> **WHAT IS ASKED**: Here are some records; copy every line that holds the word "output".
::: WORKING DATA
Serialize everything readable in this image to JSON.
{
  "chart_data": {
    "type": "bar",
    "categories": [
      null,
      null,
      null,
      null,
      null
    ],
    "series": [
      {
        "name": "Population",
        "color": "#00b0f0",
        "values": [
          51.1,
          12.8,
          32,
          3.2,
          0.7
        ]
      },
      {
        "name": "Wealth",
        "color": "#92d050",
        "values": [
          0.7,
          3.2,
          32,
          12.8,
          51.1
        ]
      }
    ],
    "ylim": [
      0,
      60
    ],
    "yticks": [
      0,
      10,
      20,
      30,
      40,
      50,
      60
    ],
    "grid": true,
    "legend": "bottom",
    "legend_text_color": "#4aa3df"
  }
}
::::::
::: WORKING DATA
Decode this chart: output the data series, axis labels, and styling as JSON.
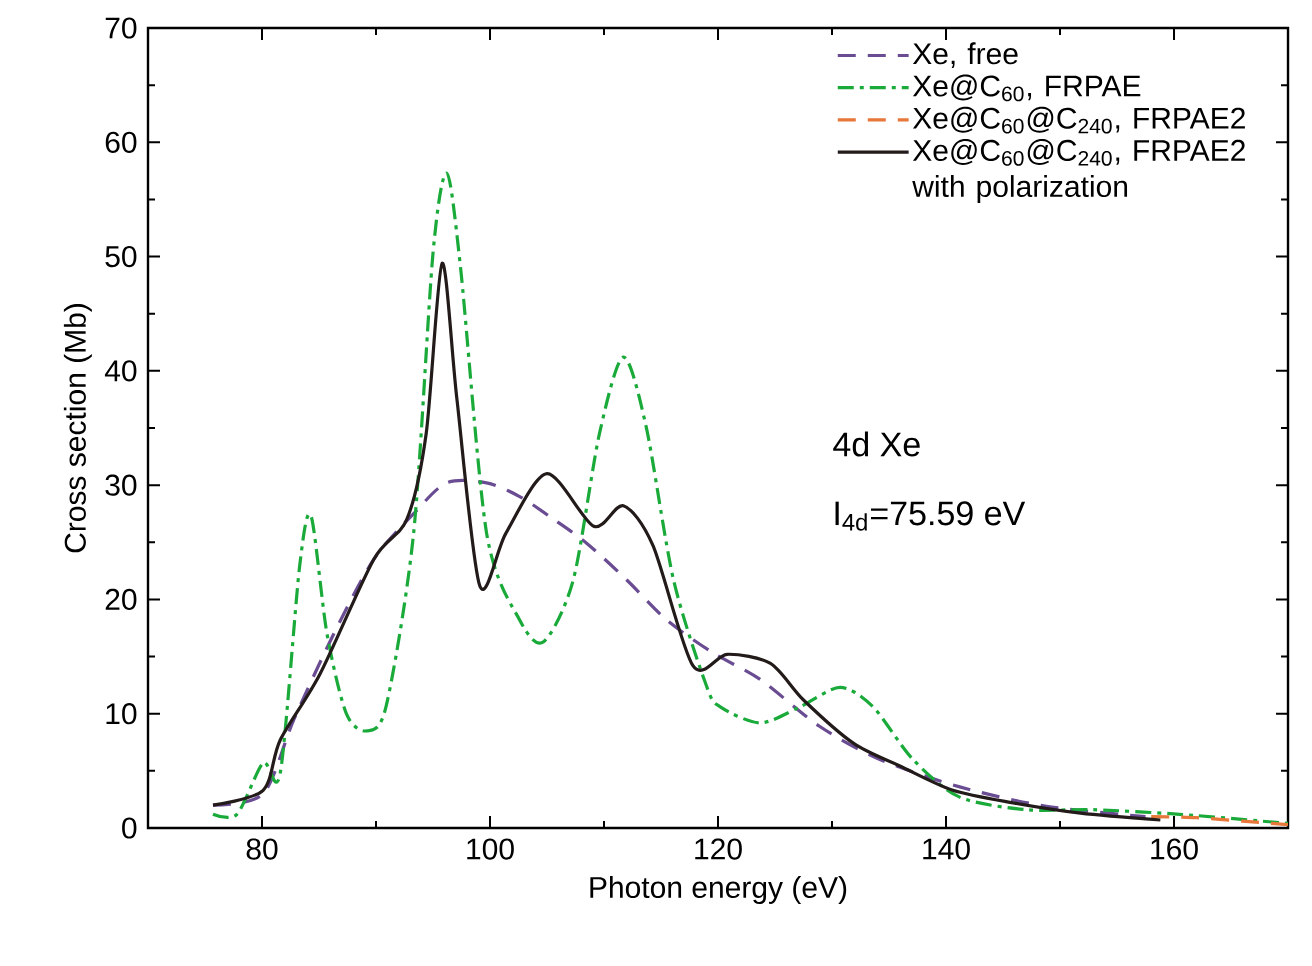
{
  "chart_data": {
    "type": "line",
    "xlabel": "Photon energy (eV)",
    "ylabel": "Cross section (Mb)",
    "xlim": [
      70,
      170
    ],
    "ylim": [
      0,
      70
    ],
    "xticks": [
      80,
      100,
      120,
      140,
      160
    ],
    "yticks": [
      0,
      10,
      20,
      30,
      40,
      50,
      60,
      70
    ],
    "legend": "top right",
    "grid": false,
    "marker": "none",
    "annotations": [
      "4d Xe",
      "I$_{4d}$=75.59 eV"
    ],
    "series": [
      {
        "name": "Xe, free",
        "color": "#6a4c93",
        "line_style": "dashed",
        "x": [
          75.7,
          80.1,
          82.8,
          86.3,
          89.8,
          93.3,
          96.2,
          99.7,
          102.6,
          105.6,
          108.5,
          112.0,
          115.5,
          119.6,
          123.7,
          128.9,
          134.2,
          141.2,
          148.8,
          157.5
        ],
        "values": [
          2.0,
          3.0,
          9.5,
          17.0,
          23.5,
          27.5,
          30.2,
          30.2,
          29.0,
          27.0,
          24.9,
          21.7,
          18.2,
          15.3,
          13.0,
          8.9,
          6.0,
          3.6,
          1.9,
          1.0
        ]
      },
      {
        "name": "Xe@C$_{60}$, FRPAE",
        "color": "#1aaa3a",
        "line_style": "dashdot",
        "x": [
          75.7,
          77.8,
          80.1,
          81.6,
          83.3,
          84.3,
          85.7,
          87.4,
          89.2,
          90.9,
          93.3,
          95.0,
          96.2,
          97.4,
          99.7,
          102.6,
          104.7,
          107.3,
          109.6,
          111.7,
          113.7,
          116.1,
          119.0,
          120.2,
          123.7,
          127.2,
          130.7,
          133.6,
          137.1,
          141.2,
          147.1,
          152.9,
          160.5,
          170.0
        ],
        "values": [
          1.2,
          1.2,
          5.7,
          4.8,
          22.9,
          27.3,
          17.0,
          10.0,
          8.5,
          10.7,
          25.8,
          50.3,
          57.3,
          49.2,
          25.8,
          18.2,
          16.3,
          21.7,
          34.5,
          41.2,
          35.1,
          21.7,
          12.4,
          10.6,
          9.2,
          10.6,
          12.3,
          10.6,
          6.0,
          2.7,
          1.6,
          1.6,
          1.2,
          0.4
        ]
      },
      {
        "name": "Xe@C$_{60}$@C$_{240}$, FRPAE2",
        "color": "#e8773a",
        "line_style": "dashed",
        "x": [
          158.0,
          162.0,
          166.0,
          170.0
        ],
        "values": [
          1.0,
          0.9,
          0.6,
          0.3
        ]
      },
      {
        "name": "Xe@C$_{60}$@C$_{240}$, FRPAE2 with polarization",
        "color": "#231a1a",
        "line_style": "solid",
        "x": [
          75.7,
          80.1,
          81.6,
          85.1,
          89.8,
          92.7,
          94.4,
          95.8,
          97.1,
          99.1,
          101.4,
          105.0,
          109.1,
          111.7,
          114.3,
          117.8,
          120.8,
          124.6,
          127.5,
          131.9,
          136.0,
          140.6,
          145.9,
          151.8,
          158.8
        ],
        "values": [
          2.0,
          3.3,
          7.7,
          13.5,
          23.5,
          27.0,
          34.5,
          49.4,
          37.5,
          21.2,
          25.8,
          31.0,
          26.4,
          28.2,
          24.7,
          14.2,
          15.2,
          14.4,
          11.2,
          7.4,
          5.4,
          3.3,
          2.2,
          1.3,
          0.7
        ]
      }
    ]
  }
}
::::::
::: WORKING DATA
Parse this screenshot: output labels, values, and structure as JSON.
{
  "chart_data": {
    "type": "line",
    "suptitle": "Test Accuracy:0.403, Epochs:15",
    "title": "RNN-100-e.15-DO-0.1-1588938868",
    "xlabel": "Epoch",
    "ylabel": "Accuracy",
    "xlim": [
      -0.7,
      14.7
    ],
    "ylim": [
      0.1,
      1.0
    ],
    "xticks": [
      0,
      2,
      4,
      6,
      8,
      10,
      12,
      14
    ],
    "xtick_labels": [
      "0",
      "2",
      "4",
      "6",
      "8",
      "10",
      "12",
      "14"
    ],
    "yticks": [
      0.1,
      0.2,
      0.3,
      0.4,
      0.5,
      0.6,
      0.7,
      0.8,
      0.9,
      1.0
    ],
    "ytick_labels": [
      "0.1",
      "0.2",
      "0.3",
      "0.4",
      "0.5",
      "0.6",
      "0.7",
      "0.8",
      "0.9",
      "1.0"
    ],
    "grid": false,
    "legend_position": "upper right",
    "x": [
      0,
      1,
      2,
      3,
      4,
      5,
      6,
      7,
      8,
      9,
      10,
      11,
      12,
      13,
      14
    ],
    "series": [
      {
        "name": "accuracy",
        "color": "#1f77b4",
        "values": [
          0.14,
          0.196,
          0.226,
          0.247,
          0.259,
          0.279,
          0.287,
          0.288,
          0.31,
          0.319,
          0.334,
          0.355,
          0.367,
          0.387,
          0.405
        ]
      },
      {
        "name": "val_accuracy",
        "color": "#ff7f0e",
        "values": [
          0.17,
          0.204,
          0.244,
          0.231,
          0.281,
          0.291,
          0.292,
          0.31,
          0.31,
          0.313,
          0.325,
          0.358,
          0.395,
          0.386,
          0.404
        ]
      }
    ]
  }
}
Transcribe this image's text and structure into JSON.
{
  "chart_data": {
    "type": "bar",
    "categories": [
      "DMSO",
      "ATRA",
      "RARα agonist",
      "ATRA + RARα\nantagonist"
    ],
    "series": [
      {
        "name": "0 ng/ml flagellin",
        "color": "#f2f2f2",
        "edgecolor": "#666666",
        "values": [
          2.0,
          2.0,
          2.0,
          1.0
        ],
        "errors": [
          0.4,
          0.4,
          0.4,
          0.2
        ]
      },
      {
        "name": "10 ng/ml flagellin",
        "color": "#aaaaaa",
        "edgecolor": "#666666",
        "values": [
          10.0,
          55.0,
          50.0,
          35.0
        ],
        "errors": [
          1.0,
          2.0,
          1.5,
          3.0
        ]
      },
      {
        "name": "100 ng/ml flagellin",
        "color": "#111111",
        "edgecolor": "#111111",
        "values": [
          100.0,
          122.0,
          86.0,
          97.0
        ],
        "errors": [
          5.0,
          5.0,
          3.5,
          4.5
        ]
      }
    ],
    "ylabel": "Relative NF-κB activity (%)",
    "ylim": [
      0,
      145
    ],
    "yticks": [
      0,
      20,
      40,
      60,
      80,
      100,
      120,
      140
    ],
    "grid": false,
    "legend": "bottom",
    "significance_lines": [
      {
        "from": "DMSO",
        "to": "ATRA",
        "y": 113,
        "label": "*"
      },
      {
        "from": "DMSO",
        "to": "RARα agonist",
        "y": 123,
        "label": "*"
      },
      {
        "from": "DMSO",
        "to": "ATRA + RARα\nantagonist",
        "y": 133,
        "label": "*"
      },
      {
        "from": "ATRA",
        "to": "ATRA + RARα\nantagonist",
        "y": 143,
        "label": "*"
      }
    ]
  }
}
::::::
> **WRITTEN ANSWER**:
Decode this chart: output the data series, axis labels, and styling as JSON.
Parse this screenshot: output labels, values, and structure as JSON.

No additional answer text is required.